SHORT PROBLEM:
Reproduce the records word for word, starting at the first line and ending at the line that contains "menu-file[interactable]: File: [88, 19, 113, 38]".

DATA TO USE:

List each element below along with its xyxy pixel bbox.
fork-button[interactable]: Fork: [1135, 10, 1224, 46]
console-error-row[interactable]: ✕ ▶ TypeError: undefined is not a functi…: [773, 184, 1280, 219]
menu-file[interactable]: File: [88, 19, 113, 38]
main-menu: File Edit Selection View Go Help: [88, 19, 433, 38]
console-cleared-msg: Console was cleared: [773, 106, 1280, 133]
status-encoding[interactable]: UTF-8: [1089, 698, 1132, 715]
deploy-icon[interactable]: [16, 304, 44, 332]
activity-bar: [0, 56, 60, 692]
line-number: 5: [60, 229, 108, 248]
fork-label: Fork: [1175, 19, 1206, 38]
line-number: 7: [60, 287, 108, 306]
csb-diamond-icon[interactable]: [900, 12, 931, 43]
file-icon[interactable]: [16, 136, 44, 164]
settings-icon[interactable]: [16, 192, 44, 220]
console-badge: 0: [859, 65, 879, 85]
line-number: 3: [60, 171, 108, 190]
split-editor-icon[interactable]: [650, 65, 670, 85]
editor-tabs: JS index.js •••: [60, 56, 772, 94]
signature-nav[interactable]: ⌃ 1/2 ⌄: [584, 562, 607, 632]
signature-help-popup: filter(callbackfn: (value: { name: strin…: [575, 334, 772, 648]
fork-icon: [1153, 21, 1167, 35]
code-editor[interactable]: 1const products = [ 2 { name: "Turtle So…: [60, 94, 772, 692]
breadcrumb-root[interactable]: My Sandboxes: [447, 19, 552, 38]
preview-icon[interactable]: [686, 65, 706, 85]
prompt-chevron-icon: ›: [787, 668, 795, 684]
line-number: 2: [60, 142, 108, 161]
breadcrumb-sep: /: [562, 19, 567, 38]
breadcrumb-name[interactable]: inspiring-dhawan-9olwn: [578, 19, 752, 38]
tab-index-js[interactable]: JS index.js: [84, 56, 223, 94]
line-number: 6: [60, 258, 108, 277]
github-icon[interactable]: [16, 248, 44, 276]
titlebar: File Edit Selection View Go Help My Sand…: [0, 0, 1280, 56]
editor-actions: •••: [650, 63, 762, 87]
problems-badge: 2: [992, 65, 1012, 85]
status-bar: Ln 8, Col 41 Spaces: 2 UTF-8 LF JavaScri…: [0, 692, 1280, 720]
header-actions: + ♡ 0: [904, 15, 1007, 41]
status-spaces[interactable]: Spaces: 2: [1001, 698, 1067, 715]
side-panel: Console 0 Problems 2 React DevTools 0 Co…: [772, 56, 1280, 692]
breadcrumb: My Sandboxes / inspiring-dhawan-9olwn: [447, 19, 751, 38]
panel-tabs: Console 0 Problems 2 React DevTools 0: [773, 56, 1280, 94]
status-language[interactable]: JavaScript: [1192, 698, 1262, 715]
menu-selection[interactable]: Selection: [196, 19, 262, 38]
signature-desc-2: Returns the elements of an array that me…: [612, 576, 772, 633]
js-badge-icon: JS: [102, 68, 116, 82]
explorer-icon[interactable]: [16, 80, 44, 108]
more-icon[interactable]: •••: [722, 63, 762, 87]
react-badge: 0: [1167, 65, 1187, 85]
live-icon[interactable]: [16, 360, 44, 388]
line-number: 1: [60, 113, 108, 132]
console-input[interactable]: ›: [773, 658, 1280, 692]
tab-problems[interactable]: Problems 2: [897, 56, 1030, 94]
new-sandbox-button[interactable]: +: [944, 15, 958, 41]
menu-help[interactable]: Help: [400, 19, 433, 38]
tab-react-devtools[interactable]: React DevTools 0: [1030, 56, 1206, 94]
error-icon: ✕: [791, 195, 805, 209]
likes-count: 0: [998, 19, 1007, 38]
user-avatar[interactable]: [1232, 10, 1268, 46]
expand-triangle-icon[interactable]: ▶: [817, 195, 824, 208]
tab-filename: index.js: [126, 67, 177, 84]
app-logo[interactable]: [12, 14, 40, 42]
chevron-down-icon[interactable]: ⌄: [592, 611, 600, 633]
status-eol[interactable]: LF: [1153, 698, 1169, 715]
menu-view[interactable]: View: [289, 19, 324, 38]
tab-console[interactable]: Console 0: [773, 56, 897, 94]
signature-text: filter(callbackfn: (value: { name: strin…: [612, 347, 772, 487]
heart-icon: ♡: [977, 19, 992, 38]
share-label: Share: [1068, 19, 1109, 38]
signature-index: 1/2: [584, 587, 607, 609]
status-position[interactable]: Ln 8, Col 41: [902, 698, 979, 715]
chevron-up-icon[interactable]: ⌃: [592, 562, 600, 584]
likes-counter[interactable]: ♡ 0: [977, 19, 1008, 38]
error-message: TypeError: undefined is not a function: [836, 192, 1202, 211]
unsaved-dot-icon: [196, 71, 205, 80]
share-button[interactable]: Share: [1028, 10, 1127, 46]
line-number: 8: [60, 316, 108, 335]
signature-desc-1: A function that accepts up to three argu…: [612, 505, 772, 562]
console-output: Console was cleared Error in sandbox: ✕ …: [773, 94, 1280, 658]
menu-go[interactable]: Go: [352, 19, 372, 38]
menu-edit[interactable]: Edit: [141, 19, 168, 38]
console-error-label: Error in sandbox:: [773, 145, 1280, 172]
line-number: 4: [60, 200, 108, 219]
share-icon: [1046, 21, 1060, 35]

ANSWER FOR THE TASK:
List each element below along with its xyxy pixel bbox.
fork-button[interactable]: Fork: [1135, 10, 1224, 46]
console-error-row[interactable]: ✕ ▶ TypeError: undefined is not a functi…: [773, 184, 1280, 219]
menu-file[interactable]: File: [88, 19, 113, 38]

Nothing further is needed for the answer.